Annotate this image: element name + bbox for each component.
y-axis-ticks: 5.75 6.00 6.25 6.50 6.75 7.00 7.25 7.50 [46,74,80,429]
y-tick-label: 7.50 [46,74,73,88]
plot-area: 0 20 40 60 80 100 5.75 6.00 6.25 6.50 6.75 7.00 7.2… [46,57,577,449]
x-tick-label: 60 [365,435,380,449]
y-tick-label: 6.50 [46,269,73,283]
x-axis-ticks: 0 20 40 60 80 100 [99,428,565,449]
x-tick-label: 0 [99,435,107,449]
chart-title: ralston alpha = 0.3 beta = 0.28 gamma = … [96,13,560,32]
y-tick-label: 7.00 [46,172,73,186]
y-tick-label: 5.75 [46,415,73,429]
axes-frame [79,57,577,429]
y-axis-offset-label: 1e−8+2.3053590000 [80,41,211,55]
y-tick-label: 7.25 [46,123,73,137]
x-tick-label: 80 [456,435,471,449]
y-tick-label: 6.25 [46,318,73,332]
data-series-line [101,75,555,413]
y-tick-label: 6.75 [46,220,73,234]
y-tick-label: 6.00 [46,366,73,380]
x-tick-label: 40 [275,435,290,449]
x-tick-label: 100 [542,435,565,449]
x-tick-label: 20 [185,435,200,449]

==================================================

• **What is required**:
Rewrite the lines above, replacing every "y-tick-label" with "y-axis-label" and leaving everything else unchanged.

• **Response to this task**:
Annotate this image: element name + bbox for each component.
y-axis-ticks: 5.75 6.00 6.25 6.50 6.75 7.00 7.25 7.50 [46,74,80,429]
y-axis-label: 7.50 [46,74,73,88]
plot-area: 0 20 40 60 80 100 5.75 6.00 6.25 6.50 6.75 7.00 7.2… [46,57,577,449]
x-tick-label: 60 [365,435,380,449]
y-axis-label: 6.50 [46,269,73,283]
x-axis-ticks: 0 20 40 60 80 100 [99,428,565,449]
x-tick-label: 0 [99,435,107,449]
chart-title: ralston alpha = 0.3 beta = 0.28 gamma = … [96,13,560,32]
y-axis-label: 7.00 [46,172,73,186]
y-axis-label: 5.75 [46,415,73,429]
axes-frame [79,57,577,429]
y-axis-offset-label: 1e−8+2.3053590000 [80,41,211,55]
y-axis-label: 7.25 [46,123,73,137]
x-tick-label: 80 [456,435,471,449]
y-axis-label: 6.25 [46,318,73,332]
data-series-line [101,75,555,413]
y-axis-label: 6.75 [46,220,73,234]
y-axis-label: 6.00 [46,366,73,380]
x-tick-label: 40 [275,435,290,449]
x-tick-label: 100 [542,435,565,449]
x-tick-label: 20 [185,435,200,449]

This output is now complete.